===== DATA PROVIDED
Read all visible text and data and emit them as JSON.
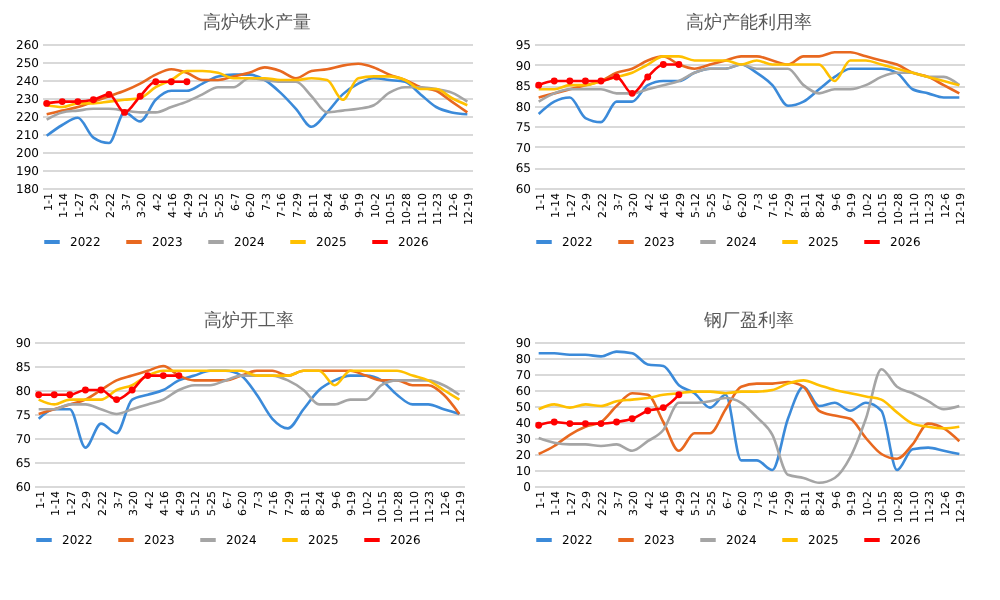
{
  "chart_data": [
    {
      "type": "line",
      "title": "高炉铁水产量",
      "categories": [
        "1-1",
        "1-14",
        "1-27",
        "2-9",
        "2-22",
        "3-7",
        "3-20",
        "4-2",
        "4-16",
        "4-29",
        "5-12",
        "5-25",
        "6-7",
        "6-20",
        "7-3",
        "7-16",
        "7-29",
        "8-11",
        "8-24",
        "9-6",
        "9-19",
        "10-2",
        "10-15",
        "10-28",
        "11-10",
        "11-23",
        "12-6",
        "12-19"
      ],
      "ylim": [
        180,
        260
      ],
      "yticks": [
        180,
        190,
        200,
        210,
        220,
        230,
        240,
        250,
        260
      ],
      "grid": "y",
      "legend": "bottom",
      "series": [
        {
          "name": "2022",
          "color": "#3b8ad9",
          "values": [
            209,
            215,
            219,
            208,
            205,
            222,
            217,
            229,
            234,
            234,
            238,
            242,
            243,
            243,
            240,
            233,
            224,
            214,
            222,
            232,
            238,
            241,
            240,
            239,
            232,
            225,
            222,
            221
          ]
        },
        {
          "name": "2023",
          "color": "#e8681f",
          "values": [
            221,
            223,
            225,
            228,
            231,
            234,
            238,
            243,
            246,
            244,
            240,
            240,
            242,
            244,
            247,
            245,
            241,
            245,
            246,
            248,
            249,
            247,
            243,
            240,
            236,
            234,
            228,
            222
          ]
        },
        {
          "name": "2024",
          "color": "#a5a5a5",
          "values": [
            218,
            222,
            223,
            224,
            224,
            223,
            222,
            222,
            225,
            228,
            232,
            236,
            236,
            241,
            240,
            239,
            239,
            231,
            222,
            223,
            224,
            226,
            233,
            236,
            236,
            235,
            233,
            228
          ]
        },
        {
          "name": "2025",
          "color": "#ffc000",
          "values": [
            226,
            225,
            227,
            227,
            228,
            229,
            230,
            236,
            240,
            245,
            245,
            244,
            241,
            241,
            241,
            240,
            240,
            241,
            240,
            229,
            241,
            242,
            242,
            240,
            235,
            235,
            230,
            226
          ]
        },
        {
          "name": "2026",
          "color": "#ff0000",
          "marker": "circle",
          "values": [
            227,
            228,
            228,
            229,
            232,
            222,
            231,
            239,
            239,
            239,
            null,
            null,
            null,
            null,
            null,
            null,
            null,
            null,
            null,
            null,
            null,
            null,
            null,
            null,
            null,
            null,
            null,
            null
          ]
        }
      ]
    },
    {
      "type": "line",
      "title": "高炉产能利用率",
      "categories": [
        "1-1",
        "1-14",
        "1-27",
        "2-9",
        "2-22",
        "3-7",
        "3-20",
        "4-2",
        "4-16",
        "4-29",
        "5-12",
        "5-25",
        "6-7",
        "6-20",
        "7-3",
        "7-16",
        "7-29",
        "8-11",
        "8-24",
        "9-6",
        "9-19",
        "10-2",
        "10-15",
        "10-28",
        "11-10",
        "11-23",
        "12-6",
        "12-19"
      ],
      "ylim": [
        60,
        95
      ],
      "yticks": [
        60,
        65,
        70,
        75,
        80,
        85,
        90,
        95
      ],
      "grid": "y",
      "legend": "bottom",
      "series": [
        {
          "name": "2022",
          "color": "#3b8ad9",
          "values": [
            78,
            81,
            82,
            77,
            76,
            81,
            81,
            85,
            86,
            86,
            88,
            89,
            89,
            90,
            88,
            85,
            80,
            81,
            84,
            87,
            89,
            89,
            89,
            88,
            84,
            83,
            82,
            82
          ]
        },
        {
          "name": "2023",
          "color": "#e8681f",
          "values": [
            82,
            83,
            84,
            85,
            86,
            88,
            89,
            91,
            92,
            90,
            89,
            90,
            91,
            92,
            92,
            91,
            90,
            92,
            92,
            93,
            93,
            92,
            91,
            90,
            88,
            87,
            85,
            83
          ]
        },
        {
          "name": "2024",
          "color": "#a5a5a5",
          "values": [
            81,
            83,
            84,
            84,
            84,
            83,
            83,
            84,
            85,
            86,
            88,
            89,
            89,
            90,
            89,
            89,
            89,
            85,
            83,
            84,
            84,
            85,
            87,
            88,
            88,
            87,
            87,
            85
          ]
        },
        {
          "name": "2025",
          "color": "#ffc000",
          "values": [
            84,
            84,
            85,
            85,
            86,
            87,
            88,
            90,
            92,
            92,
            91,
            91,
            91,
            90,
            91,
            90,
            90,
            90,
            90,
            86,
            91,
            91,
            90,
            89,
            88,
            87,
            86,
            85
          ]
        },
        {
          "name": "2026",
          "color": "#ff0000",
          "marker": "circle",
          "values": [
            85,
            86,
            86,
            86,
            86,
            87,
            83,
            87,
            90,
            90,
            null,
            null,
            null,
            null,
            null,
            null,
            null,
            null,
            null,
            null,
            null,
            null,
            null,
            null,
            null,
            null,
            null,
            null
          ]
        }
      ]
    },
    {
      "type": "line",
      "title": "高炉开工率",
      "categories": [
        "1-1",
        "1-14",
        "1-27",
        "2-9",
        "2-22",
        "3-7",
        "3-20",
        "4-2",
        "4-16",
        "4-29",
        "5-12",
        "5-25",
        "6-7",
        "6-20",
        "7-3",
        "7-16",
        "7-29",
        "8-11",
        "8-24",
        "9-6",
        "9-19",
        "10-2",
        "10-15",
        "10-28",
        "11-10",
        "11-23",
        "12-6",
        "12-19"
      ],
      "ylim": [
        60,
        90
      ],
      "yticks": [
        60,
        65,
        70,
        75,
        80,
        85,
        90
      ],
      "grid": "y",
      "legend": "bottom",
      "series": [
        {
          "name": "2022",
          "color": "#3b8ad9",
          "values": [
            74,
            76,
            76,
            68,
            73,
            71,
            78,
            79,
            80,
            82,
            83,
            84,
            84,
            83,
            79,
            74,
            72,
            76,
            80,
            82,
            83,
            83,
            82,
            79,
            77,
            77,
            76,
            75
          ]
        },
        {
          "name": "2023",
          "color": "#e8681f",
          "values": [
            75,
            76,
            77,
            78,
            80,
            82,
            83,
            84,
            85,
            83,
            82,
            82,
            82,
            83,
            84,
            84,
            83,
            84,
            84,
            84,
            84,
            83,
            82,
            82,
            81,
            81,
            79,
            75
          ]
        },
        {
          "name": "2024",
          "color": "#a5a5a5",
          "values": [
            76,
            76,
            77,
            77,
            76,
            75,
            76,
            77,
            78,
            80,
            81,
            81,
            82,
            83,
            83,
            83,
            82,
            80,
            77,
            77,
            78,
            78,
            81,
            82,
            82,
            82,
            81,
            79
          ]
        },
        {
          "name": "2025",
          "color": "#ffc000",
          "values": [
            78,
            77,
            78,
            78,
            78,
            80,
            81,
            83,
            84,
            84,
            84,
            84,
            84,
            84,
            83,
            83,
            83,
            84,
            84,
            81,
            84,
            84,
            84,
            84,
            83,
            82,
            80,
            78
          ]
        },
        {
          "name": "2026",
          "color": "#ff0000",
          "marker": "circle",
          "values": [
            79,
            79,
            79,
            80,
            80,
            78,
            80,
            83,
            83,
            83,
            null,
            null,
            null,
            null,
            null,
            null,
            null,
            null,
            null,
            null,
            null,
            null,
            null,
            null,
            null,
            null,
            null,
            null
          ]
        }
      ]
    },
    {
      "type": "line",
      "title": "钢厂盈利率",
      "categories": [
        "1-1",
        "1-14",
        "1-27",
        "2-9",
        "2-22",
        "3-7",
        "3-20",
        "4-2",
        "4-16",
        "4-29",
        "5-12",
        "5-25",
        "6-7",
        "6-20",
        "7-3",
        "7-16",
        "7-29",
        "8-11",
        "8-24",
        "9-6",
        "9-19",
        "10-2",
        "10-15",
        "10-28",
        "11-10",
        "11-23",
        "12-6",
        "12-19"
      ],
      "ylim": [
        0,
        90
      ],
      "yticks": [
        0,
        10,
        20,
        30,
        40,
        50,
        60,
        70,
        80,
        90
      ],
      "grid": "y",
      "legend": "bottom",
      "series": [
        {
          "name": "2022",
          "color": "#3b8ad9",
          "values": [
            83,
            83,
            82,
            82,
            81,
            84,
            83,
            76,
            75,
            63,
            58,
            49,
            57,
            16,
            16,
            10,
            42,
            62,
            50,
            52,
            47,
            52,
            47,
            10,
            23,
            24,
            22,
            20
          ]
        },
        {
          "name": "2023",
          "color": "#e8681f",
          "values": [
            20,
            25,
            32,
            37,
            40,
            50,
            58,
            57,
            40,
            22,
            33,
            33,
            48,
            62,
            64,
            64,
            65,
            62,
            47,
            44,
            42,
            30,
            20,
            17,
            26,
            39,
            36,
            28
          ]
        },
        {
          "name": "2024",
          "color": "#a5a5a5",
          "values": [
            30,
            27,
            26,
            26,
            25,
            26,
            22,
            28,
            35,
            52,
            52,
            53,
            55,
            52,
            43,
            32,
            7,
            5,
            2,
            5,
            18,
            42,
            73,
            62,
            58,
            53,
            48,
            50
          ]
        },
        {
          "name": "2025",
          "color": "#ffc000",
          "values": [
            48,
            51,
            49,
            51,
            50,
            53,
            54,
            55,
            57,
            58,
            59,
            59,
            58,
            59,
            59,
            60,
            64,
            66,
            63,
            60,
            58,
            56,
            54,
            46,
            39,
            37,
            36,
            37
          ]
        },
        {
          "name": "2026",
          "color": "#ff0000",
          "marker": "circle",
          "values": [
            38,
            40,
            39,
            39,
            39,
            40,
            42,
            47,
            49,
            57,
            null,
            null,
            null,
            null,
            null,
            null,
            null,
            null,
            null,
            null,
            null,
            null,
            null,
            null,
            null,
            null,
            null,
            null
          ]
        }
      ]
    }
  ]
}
==========
• TASK PROMPT
Select every line of the material above holding the word "title" and copy it.

• THE REPLY
      "title": "高炉铁水产量",
      "title": "高炉产能利用率",
      "title": "高炉开工率",
      "title": "钢厂盈利率",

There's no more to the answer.